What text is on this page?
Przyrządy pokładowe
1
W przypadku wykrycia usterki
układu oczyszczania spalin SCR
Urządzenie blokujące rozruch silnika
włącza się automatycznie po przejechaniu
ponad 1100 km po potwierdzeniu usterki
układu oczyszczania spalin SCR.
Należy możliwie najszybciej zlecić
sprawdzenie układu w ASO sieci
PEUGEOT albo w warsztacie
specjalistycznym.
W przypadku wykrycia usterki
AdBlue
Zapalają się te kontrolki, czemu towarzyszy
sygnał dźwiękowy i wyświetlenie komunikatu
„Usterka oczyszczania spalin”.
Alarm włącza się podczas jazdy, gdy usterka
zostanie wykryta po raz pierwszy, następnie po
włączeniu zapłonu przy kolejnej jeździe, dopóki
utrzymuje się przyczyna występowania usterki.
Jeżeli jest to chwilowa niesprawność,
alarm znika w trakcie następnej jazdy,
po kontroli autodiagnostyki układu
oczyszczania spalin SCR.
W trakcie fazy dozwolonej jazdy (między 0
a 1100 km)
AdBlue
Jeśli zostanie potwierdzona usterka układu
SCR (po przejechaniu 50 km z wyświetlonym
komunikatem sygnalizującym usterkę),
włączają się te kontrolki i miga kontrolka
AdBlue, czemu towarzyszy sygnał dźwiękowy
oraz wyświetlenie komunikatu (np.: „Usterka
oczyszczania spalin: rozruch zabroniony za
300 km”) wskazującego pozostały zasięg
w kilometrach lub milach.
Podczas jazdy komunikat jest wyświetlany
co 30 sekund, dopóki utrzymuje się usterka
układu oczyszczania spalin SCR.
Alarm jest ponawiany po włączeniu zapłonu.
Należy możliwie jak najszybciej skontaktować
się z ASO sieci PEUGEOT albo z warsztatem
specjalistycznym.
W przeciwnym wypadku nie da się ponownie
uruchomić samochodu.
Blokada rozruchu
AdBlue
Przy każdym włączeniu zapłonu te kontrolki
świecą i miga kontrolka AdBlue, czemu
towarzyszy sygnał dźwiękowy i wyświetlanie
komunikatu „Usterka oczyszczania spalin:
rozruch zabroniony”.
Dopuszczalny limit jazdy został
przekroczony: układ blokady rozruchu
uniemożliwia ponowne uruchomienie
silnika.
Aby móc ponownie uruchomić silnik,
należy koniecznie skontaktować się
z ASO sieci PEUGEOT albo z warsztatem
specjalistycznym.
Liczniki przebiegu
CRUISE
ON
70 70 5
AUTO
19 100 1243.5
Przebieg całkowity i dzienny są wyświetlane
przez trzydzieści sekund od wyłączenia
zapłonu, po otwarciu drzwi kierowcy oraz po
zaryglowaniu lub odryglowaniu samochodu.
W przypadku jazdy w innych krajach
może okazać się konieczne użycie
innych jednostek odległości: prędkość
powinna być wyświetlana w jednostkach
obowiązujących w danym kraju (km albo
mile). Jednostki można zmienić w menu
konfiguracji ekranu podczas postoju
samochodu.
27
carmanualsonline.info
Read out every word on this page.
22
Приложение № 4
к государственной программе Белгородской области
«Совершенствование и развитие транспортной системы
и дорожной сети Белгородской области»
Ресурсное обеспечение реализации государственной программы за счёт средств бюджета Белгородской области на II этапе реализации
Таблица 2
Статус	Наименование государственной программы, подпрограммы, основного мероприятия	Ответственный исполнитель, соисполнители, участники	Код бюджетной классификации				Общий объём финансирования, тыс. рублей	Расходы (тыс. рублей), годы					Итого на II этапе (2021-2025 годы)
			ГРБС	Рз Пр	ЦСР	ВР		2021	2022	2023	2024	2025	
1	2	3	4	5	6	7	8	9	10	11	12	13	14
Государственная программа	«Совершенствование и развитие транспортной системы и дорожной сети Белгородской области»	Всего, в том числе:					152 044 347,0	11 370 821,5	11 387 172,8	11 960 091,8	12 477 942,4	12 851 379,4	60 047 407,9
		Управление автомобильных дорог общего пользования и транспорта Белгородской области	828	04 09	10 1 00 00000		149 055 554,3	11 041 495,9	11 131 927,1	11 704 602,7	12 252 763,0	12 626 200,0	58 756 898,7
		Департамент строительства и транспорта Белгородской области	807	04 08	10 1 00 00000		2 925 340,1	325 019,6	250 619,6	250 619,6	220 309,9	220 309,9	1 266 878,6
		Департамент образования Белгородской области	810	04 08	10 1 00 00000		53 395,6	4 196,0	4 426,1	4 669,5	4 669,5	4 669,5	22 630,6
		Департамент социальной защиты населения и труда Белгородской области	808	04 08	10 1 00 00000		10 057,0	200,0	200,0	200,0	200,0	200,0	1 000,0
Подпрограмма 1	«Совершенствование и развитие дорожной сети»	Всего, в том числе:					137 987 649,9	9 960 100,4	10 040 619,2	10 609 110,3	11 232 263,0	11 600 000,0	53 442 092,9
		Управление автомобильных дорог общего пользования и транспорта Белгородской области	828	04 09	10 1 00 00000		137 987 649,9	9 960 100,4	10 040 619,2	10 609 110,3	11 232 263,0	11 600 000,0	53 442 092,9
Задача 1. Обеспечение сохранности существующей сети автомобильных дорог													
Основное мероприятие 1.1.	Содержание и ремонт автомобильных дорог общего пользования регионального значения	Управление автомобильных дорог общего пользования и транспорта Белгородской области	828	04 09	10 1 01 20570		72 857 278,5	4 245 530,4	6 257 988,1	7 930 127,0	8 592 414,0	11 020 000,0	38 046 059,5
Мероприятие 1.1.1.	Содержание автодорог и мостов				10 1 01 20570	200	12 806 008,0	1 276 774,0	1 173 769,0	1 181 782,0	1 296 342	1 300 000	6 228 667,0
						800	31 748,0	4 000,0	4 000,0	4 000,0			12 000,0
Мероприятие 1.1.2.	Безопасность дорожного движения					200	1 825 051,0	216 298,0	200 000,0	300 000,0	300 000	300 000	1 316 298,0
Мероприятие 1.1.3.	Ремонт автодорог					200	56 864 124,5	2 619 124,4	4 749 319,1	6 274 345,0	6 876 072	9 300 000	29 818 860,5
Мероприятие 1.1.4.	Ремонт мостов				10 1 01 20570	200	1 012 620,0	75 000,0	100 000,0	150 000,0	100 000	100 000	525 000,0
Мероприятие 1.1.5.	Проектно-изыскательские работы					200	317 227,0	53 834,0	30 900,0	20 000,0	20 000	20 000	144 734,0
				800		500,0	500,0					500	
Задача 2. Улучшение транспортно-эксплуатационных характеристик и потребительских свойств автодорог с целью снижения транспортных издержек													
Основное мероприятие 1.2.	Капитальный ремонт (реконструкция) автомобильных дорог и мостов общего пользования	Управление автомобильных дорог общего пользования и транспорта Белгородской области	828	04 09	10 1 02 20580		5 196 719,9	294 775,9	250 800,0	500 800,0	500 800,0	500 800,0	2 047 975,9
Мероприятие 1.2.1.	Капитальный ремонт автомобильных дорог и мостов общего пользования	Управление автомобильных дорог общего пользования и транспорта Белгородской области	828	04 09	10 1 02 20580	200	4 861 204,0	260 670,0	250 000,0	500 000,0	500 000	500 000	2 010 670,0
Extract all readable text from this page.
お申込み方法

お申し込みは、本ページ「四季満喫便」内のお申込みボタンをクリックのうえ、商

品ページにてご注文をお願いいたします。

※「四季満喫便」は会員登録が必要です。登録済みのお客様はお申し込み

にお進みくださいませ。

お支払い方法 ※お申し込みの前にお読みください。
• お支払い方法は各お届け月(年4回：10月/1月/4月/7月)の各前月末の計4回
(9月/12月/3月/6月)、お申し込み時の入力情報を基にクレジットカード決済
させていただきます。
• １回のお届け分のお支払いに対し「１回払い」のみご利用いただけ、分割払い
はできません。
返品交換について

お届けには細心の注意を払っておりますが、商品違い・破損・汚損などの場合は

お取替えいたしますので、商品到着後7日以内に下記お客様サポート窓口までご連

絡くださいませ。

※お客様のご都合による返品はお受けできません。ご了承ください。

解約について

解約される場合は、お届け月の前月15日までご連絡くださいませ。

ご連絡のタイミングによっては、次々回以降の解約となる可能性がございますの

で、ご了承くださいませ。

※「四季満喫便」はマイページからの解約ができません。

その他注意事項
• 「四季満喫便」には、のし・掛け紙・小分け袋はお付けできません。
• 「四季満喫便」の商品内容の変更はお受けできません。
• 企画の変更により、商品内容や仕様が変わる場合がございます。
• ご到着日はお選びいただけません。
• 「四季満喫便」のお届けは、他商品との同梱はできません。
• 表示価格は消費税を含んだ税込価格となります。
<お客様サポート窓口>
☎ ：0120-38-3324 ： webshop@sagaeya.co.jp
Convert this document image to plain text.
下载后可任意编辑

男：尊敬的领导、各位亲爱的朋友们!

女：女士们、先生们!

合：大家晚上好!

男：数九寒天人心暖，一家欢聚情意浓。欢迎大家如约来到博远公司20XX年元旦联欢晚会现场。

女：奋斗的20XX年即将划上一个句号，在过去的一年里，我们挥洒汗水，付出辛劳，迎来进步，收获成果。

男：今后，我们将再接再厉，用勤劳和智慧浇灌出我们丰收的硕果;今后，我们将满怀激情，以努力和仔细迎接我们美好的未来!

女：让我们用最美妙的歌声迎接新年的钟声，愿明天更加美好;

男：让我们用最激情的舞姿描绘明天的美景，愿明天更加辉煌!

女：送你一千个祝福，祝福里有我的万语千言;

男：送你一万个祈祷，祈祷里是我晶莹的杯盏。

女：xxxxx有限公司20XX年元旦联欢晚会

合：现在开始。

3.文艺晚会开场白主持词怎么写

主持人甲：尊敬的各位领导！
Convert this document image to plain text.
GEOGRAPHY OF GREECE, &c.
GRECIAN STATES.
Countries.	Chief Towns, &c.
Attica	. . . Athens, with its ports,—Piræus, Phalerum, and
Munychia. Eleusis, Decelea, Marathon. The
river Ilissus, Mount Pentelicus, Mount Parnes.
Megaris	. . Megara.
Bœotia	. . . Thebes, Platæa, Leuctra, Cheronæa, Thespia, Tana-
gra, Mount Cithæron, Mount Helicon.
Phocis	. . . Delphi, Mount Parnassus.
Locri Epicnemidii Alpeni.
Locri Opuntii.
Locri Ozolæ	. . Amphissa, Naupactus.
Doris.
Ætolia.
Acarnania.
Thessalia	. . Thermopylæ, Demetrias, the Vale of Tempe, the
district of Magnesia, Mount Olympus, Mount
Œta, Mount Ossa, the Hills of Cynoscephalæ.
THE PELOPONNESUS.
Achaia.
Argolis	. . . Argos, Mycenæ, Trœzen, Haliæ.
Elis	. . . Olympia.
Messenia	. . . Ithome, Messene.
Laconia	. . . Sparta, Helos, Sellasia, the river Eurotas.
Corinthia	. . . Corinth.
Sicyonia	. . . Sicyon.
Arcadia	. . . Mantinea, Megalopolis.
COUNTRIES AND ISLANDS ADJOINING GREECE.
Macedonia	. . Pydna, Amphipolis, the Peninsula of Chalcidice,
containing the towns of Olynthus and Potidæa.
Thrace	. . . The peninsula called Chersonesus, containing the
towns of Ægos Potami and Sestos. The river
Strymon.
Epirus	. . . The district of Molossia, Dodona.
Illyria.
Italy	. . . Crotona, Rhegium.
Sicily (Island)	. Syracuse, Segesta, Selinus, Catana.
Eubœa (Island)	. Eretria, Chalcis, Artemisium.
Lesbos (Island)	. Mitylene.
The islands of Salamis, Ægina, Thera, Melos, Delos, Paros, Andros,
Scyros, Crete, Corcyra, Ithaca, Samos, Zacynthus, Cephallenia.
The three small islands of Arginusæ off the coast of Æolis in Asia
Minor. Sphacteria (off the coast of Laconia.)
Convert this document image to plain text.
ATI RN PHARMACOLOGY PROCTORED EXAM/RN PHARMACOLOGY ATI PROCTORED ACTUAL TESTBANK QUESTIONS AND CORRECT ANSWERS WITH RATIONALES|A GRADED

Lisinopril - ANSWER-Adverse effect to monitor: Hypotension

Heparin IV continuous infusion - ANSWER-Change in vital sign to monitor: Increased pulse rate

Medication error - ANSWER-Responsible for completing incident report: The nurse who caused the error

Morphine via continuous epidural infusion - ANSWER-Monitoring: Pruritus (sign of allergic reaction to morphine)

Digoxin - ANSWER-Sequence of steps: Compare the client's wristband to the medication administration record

Written exercise:
Copy every single line of the material above that holds "транспортной".

Answer to the exercise:
«Совершенствование и развитие транспортной системы
Государственная программа	«Совершенствование и развитие транспортной системы и дорожной сети Белгородской области»	Всего, в том числе:					152 044 347,0	11 370 821,5	11 387 172,8	11 960 091,8	12 477 942,4	12 851 379,4	60 047 407,9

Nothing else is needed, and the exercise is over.